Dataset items
-*-*-

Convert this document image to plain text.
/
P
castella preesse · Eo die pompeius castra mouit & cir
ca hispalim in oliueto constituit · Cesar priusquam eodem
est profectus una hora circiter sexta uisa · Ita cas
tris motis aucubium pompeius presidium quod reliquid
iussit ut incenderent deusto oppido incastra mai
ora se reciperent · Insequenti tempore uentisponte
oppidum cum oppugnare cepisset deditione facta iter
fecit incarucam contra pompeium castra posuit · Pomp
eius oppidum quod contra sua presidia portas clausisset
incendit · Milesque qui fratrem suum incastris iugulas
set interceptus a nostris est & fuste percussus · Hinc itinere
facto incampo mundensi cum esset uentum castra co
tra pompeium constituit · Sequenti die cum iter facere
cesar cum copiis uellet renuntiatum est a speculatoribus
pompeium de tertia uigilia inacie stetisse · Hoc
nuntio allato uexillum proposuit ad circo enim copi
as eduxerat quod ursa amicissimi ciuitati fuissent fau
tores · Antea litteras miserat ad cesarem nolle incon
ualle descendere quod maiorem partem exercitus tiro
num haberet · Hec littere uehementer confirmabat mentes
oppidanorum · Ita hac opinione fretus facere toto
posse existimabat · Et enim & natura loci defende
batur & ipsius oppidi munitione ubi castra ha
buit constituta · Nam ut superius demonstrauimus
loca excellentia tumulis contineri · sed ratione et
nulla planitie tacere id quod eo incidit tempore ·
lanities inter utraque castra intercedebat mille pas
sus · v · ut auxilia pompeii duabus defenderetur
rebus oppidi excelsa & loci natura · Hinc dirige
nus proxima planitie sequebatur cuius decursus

-*-*-

**Objective:**
Take the entries above and transcribe them exactly.

**Solved exercise:**
Convert this document image to plain text.
/
P
castella preesse · Eo die pompeius castra mouit & cir
ca hispalim in oliueto constituit · Cesar priusquam eodem
est profectus una hora circiter sexta uisa · Ita cas
tris motis aucubium pompeius presidium quod reliquid
iussit ut incenderent deusto oppido incastra mai
ora se reciperent · Insequenti tempore uentisponte
oppidum cum oppugnare cepisset deditione facta iter
fecit incarucam contra pompeium castra posuit · Pomp
eius oppidum quod contra sua presidia portas clausisset
incendit · Milesque qui fratrem suum incastris iugulas
set interceptus a nostris est & fuste percussus · Hinc itinere
facto incampo mundensi cum esset uentum castra co
tra pompeium constituit · Sequenti die cum iter facere
cesar cum copiis uellet renuntiatum est a speculatoribus
pompeium de tertia uigilia inacie stetisse · Hoc
nuntio allato uexillum proposuit ad circo enim copi
as eduxerat quod ursa amicissimi ciuitati fuissent fau
tores · Antea litteras miserat ad cesarem nolle incon
ualle descendere quod maiorem partem exercitus tiro
num haberet · Hec littere uehementer confirmabat mentes
oppidanorum · Ita hac opinione fretus facere toto
posse existimabat · Et enim & natura loci defende
batur & ipsius oppidi munitione ubi castra ha
buit constituta · Nam ut superius demonstrauimus
loca excellentia tumulis contineri · sed ratione et
nulla planitie tacere id quod eo incidit tempore ·
lanities inter utraque castra intercedebat mille pas
sus · v · ut auxilia pompeii duabus defenderetur
rebus oppidi excelsa & loci natura · Hinc dirige
nus proxima planitie sequebatur cuius decursus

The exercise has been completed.